--- Extracted data entries ---
....

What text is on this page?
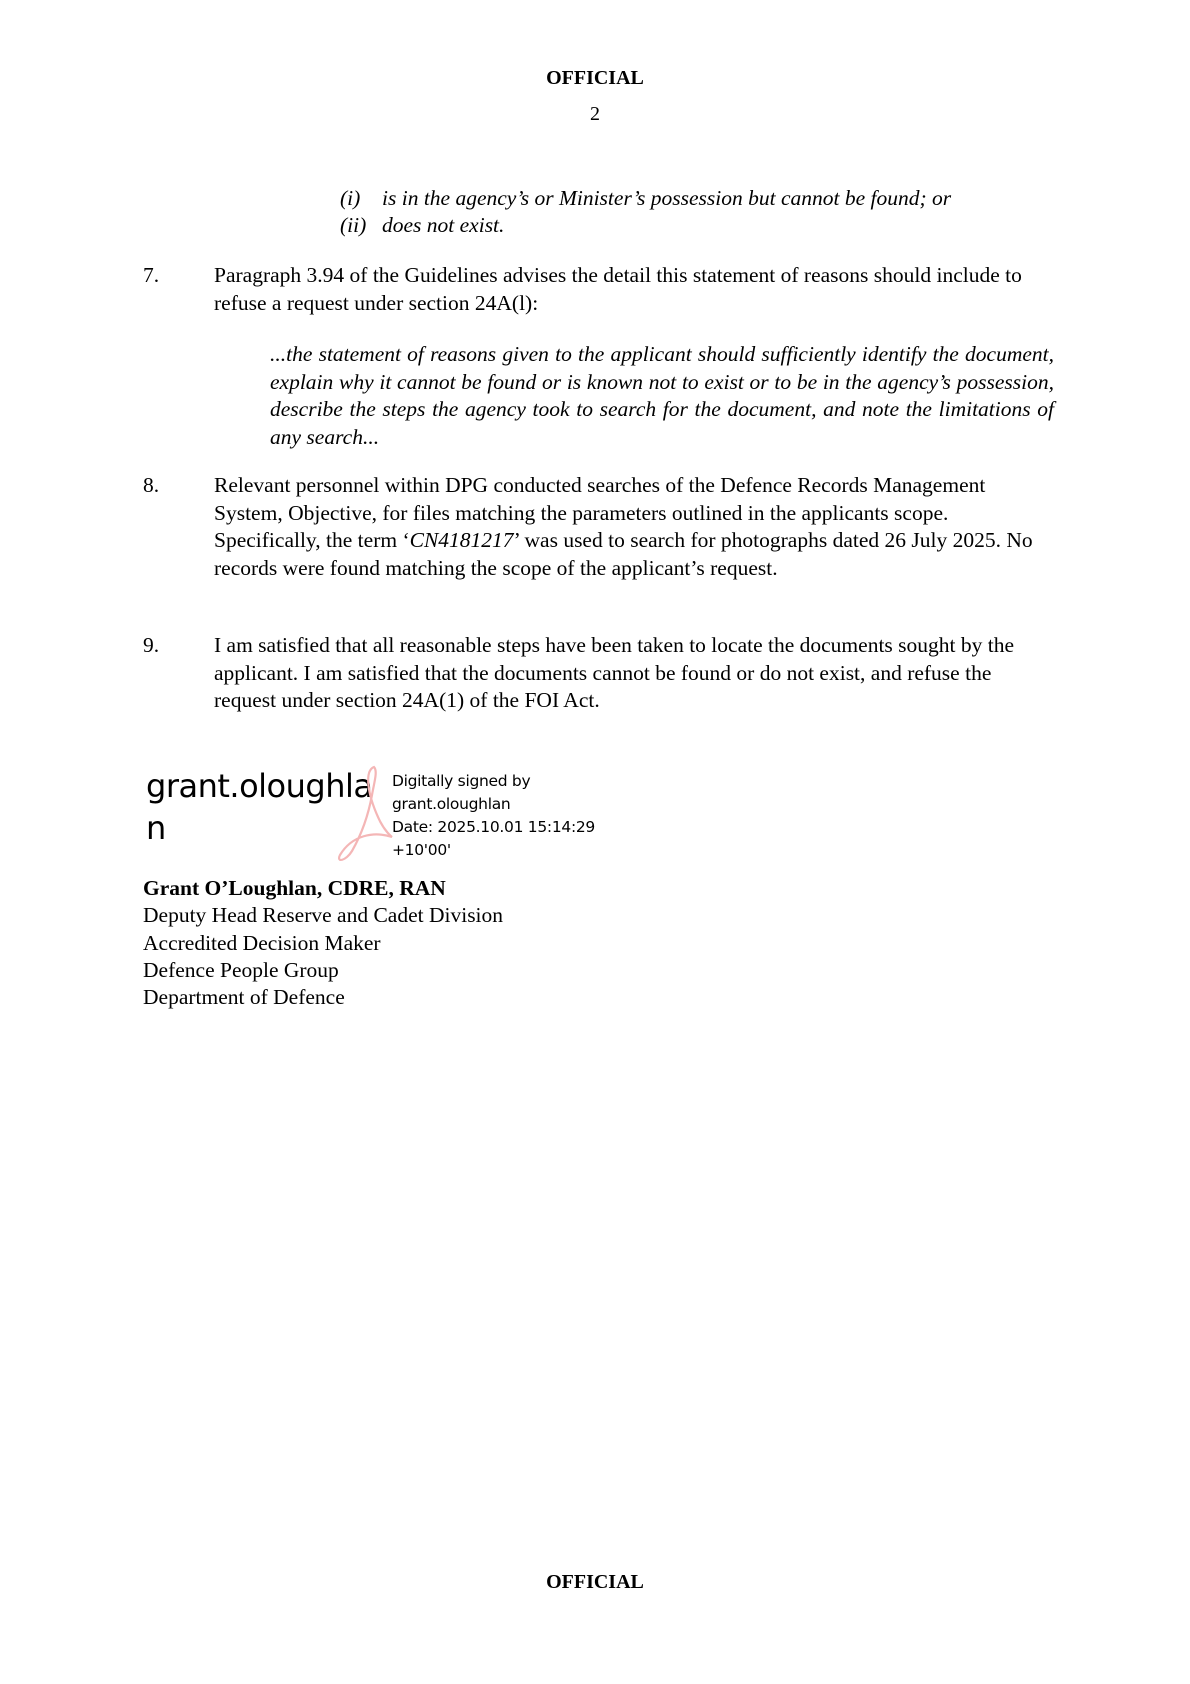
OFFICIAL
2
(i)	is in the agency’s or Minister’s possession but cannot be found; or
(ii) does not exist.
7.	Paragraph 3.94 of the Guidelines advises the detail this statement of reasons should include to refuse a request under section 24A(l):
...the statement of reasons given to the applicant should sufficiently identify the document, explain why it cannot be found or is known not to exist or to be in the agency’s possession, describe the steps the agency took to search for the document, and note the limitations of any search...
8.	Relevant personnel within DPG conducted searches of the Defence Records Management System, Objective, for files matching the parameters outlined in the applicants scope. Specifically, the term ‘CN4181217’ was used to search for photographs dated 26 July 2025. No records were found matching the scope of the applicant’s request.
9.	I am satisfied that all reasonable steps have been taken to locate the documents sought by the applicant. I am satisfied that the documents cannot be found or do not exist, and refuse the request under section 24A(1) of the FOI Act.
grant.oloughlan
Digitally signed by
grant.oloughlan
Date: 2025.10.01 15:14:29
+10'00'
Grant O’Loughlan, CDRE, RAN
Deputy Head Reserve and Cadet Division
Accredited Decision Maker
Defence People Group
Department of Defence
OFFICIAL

....

--- What is asked ---
Give an exact copy of the material, leaving out every picture.

--- Output of the exercise ---
What text is on this page?
OFFICIAL
2
(i)	is in the agency’s or Minister’s possession but cannot be found; or
(ii) does not exist.
7.	Paragraph 3.94 of the Guidelines advises the detail this statement of reasons should include to refuse a request under section 24A(l):
...the statement of reasons given to the applicant should sufficiently identify the document, explain why it cannot be found or is known not to exist or to be in the agency’s possession, describe the steps the agency took to search for the document, and note the limitations of any search...
8.	Relevant personnel within DPG conducted searches of the Defence Records Management System, Objective, for files matching the parameters outlined in the applicants scope. Specifically, the term ‘CN4181217’ was used to search for photographs dated 26 July 2025. No records were found matching the scope of the applicant’s request.
9.	I am satisfied that all reasonable steps have been taken to locate the documents sought by the applicant. I am satisfied that the documents cannot be found or do not exist, and refuse the request under section 24A(1) of the FOI Act.
grant.oloughlan
Digitally signed by
grant.oloughlan
Date: 2025.10.01 15:14:29
+10'00'
Grant O’Loughlan, CDRE, RAN
Deputy Head Reserve and Cadet Division
Accredited Decision Maker
Defence People Group
Department of Defence
OFFICIAL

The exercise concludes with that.